§ AIM OF THE TASK: Count lines, not occurrences: give the number of lines holding the word "BindCol", and nothing besides.

§ GIVEN INFORMATION:
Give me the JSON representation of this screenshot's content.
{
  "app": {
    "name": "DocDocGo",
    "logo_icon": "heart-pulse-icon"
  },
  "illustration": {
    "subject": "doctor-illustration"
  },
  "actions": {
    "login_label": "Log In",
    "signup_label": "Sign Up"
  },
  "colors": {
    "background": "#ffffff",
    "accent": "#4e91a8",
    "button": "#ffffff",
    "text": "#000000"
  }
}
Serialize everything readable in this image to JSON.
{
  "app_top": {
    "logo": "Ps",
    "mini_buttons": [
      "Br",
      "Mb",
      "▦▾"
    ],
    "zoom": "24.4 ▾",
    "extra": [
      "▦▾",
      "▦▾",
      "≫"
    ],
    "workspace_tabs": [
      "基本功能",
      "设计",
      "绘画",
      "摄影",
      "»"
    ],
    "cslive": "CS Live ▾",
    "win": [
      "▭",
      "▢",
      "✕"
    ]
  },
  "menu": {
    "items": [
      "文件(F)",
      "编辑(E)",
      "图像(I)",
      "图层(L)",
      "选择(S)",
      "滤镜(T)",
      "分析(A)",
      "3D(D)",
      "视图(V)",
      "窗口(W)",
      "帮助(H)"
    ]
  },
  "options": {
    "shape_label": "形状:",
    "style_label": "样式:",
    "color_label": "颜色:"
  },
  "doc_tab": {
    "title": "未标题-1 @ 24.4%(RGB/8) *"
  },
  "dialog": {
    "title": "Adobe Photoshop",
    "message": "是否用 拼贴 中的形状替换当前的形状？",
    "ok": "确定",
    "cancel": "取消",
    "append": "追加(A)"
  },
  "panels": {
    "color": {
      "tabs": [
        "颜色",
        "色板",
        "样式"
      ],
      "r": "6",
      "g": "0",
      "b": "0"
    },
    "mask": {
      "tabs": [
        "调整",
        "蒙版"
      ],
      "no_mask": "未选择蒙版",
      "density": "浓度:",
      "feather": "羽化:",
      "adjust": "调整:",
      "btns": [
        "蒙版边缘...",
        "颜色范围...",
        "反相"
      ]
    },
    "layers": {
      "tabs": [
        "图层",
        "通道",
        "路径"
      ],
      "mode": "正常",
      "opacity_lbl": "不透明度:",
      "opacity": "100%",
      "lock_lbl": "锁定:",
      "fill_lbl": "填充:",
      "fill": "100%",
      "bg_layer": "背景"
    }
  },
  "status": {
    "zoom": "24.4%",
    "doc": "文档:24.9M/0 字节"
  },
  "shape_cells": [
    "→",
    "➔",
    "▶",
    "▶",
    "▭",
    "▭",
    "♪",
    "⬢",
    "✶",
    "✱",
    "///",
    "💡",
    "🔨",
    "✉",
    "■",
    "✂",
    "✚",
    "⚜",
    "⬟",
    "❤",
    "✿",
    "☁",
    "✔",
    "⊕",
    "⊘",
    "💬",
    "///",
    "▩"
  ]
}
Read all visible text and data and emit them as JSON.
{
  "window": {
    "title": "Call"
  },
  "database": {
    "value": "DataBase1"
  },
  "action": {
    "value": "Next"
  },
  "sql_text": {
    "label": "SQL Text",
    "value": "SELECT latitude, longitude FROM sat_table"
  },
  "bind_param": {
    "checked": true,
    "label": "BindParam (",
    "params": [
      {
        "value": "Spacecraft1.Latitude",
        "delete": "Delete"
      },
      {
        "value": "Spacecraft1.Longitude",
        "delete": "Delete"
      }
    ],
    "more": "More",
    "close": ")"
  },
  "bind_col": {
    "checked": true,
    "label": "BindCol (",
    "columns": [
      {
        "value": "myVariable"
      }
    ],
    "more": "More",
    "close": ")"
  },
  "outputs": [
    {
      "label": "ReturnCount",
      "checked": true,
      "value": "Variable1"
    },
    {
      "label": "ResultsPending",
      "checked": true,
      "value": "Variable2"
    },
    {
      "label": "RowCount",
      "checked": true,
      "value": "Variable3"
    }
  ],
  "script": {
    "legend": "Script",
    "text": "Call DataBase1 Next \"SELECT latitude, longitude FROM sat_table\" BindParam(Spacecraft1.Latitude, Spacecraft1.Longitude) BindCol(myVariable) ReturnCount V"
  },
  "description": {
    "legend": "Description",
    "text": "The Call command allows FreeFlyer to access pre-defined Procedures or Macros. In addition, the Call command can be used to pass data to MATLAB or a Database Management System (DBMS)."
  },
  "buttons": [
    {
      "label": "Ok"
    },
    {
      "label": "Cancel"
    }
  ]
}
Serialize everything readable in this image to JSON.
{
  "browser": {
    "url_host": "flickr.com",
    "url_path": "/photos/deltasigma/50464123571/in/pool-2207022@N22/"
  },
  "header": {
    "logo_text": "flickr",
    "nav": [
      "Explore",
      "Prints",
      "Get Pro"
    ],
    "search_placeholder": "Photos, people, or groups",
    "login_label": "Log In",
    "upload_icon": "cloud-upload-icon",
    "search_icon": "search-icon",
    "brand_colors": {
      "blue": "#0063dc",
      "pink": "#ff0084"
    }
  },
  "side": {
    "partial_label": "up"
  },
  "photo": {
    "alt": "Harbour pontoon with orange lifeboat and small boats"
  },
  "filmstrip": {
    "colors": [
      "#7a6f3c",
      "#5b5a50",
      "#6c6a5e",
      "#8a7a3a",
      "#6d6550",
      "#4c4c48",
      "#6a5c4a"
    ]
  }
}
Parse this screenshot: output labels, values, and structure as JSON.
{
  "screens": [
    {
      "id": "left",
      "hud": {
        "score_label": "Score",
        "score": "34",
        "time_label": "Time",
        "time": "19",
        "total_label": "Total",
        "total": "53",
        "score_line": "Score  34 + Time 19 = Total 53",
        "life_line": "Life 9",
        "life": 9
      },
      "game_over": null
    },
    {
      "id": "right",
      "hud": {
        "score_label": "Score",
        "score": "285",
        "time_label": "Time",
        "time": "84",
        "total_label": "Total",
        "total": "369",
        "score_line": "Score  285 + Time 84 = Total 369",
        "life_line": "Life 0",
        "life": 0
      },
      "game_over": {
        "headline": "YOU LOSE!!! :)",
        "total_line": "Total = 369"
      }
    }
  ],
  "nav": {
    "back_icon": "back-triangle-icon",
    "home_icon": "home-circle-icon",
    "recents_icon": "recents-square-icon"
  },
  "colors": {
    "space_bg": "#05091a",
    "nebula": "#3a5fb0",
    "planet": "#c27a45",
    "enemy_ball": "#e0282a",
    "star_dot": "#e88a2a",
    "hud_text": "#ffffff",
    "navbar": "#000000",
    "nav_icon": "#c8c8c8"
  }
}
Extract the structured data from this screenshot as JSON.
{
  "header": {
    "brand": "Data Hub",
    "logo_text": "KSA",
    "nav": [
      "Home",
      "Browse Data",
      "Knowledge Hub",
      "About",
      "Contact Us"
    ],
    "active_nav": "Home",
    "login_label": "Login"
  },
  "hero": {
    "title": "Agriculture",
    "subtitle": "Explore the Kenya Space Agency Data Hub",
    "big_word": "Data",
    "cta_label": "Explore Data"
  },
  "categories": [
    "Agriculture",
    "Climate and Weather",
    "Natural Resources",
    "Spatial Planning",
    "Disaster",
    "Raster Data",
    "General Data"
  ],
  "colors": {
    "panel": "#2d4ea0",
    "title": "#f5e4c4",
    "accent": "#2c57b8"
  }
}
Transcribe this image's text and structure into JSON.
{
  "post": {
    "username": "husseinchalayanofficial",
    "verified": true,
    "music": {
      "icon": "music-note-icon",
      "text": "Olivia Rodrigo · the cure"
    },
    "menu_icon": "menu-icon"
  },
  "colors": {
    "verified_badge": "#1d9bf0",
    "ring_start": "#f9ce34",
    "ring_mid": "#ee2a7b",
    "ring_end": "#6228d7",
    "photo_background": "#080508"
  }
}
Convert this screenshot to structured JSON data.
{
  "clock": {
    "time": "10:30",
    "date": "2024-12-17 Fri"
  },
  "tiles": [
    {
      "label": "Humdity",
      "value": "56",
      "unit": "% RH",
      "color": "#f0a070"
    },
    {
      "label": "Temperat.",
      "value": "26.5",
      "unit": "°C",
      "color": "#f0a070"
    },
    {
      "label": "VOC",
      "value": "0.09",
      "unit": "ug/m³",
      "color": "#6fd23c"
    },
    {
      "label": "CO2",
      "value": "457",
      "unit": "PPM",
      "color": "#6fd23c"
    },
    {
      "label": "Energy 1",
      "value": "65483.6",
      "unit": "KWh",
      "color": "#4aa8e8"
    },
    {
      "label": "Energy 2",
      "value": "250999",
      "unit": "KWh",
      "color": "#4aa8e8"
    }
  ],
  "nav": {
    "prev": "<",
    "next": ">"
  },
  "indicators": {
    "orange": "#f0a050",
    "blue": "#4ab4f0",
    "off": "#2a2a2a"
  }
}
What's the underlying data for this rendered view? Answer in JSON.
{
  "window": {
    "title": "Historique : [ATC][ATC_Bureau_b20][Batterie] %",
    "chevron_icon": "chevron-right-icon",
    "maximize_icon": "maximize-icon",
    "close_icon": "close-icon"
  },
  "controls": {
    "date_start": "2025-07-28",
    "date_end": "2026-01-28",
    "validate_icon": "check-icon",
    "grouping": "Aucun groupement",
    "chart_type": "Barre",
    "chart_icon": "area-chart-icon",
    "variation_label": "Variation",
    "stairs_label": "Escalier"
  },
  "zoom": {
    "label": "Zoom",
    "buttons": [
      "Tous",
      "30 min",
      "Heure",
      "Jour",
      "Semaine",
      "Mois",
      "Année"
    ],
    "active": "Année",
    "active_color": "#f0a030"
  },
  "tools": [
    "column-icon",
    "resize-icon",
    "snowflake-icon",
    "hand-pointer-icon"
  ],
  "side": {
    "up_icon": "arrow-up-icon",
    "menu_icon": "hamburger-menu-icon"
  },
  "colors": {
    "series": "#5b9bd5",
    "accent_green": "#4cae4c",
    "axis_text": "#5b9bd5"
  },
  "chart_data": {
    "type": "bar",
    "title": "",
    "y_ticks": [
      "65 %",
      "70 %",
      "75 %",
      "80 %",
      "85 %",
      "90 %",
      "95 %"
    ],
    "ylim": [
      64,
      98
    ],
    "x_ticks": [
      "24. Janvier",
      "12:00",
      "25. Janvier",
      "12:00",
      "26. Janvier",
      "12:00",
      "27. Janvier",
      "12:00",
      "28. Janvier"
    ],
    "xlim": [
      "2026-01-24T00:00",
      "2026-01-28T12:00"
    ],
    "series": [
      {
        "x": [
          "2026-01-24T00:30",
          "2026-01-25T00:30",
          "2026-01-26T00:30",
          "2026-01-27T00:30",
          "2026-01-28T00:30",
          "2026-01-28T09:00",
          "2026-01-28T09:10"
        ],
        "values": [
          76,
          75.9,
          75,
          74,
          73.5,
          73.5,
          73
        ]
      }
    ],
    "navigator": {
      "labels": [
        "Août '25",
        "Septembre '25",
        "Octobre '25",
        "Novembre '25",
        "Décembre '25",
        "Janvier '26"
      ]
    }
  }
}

§ ANSWER TO THIS PROBLEM: 2